Copy out the lines below without any changes, starting with the line that contains "- cell-r9c8[interactable]: [341, 390, 388, 438]" and ending with the line that contains "- cell-r6c5[interactable]: [199, 247, 246, 295]", including both of those lines.
___ DATA SHOWN
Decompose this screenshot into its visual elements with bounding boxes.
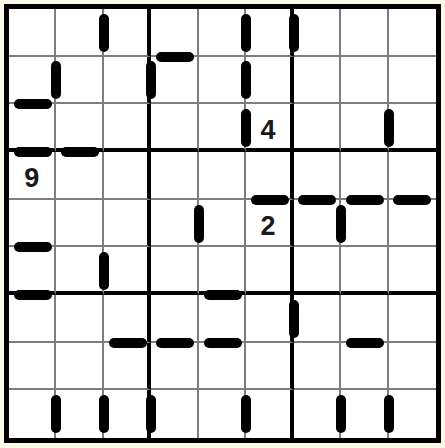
- cell-r9c8[interactable]: [341, 390, 388, 438]
- cell-r1c4[interactable]: [151, 9, 198, 57]
- cell-r3c7[interactable]: [294, 104, 341, 152]
- cell-r2c7[interactable]: [294, 57, 341, 105]
- cell-r4c2[interactable]: [56, 152, 103, 200]
- cell-r7c5[interactable]: [199, 295, 246, 343]
- cell-r1c5[interactable]: [199, 9, 246, 57]
- sudoku-board-grid: 492: [9, 9, 436, 438]
- cell-r3c1[interactable]: [9, 104, 56, 152]
- cell-r9c5[interactable]: [199, 390, 246, 438]
- cell-r1c8[interactable]: [341, 9, 388, 57]
- cell-r6c4[interactable]: [151, 247, 198, 295]
- cell-r9c9[interactable]: [389, 390, 436, 438]
- cell-r8c5[interactable]: [199, 343, 246, 391]
- cell-r7c6[interactable]: [246, 295, 293, 343]
- cell-r7c7[interactable]: [294, 295, 341, 343]
- cell-r6c2[interactable]: [56, 247, 103, 295]
- cell-r1c2[interactable]: [56, 9, 103, 57]
- cell-r7c1[interactable]: [9, 295, 56, 343]
- cell-r6c9[interactable]: [389, 247, 436, 295]
- cell-r6c8[interactable]: [341, 247, 388, 295]
- cell-r4c8[interactable]: [341, 152, 388, 200]
- cell-r9c1[interactable]: [9, 390, 56, 438]
- cell-r4c4[interactable]: [151, 152, 198, 200]
- cell-r5c9[interactable]: [389, 200, 436, 248]
- cell-r6c5[interactable]: [199, 247, 246, 295]
- cell-r5c3[interactable]: [104, 200, 151, 248]
- cell-r3c8[interactable]: [341, 104, 388, 152]
- cell-r1c6[interactable]: [246, 9, 293, 57]
- cell-r3c3[interactable]: [104, 104, 151, 152]
- cell-r8c2[interactable]: [56, 343, 103, 391]
- cell-r8c7[interactable]: [294, 343, 341, 391]
- given-digit: 4: [260, 117, 275, 144]
- cell-r8c9[interactable]: [389, 343, 436, 391]
- cell-r1c3[interactable]: [104, 9, 151, 57]
- cell-r6c6[interactable]: [246, 247, 293, 295]
- cell-r5c1[interactable]: [9, 200, 56, 248]
- cell-r5c4[interactable]: [151, 200, 198, 248]
- cell-r4c5[interactable]: [199, 152, 246, 200]
- cell-r3c4[interactable]: [151, 104, 198, 152]
- cell-r5c8[interactable]: [341, 200, 388, 248]
- cell-r1c7[interactable]: [294, 9, 341, 57]
- cell-r8c3[interactable]: [104, 343, 151, 391]
- cell-r5c2[interactable]: [56, 200, 103, 248]
- sudoku-board: 492: [4, 4, 441, 443]
- cell-r7c4[interactable]: [151, 295, 198, 343]
- cell-r4c6[interactable]: [246, 152, 293, 200]
- cell-r3c2[interactable]: [56, 104, 103, 152]
- cell-r8c1[interactable]: [9, 343, 56, 391]
- cell-r3c9[interactable]: [389, 104, 436, 152]
- cell-r7c8[interactable]: [341, 295, 388, 343]
- cell-r7c3[interactable]: [104, 295, 151, 343]
- cell-r2c1[interactable]: [9, 57, 56, 105]
- cell-r2c5[interactable]: [199, 57, 246, 105]
- cell-r9c3[interactable]: [104, 390, 151, 438]
- cell-r4c7[interactable]: [294, 152, 341, 200]
- cell-r2c2[interactable]: [56, 57, 103, 105]
- cell-r2c8[interactable]: [341, 57, 388, 105]
- cell-r4c3[interactable]: [104, 152, 151, 200]
- cell-r7c2[interactable]: [56, 295, 103, 343]
- cell-r8c4[interactable]: [151, 343, 198, 391]
- cell-r6c3[interactable]: [104, 247, 151, 295]
- cell-r9c7[interactable]: [294, 390, 341, 438]
- cell-r1c9[interactable]: [389, 9, 436, 57]
- cell-r2c4[interactable]: [151, 57, 198, 105]
- cell-r4c1[interactable]: 9: [9, 152, 56, 200]
- cell-r5c7[interactable]: [294, 200, 341, 248]
- cell-r5c6[interactable]: 2: [246, 200, 293, 248]
- cell-r2c6[interactable]: [246, 57, 293, 105]
- given-digit: 2: [260, 213, 275, 240]
- cell-r2c9[interactable]: [389, 57, 436, 105]
- cell-r1c1[interactable]: [9, 9, 56, 57]
- cell-r8c6[interactable]: [246, 343, 293, 391]
- cell-r8c8[interactable]: [341, 343, 388, 391]
- cell-r6c1[interactable]: [9, 247, 56, 295]
- cell-r6c7[interactable]: [294, 247, 341, 295]
- cell-r2c3[interactable]: [104, 57, 151, 105]
- cell-r5c5[interactable]: [199, 200, 246, 248]
- cell-r9c6[interactable]: [246, 390, 293, 438]
- cell-r3c5[interactable]: [199, 104, 246, 152]
- given-digit: 9: [24, 165, 39, 192]
- cell-r9c4[interactable]: [151, 390, 198, 438]
- cell-r4c9[interactable]: [389, 152, 436, 200]
- cell-r7c9[interactable]: [389, 295, 436, 343]
- cell-r9c2[interactable]: [56, 390, 103, 438]
- cell-r3c6[interactable]: 4: [246, 104, 293, 152]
______
WRITTEN REPLY —
- cell-r9c8[interactable]: [341, 390, 388, 438]
- cell-r1c4[interactable]: [151, 9, 198, 57]
- cell-r3c7[interactable]: [294, 104, 341, 152]
- cell-r2c7[interactable]: [294, 57, 341, 105]
- cell-r4c2[interactable]: [56, 152, 103, 200]
- cell-r7c5[interactable]: [199, 295, 246, 343]
- cell-r1c5[interactable]: [199, 9, 246, 57]
- sudoku-board-grid: 492: [9, 9, 436, 438]
- cell-r3c1[interactable]: [9, 104, 56, 152]
- cell-r9c5[interactable]: [199, 390, 246, 438]
- cell-r1c8[interactable]: [341, 9, 388, 57]
- cell-r6c4[interactable]: [151, 247, 198, 295]
- cell-r9c9[interactable]: [389, 390, 436, 438]
- cell-r8c5[interactable]: [199, 343, 246, 391]
- cell-r7c6[interactable]: [246, 295, 293, 343]
- cell-r7c7[interactable]: [294, 295, 341, 343]
- cell-r6c2[interactable]: [56, 247, 103, 295]
- cell-r1c2[interactable]: [56, 9, 103, 57]
- cell-r7c1[interactable]: [9, 295, 56, 343]
- cell-r6c9[interactable]: [389, 247, 436, 295]
- cell-r6c8[interactable]: [341, 247, 388, 295]
- cell-r4c8[interactable]: [341, 152, 388, 200]
- cell-r9c1[interactable]: [9, 390, 56, 438]
- cell-r4c4[interactable]: [151, 152, 198, 200]
- cell-r5c9[interactable]: [389, 200, 436, 248]
- cell-r6c5[interactable]: [199, 247, 246, 295]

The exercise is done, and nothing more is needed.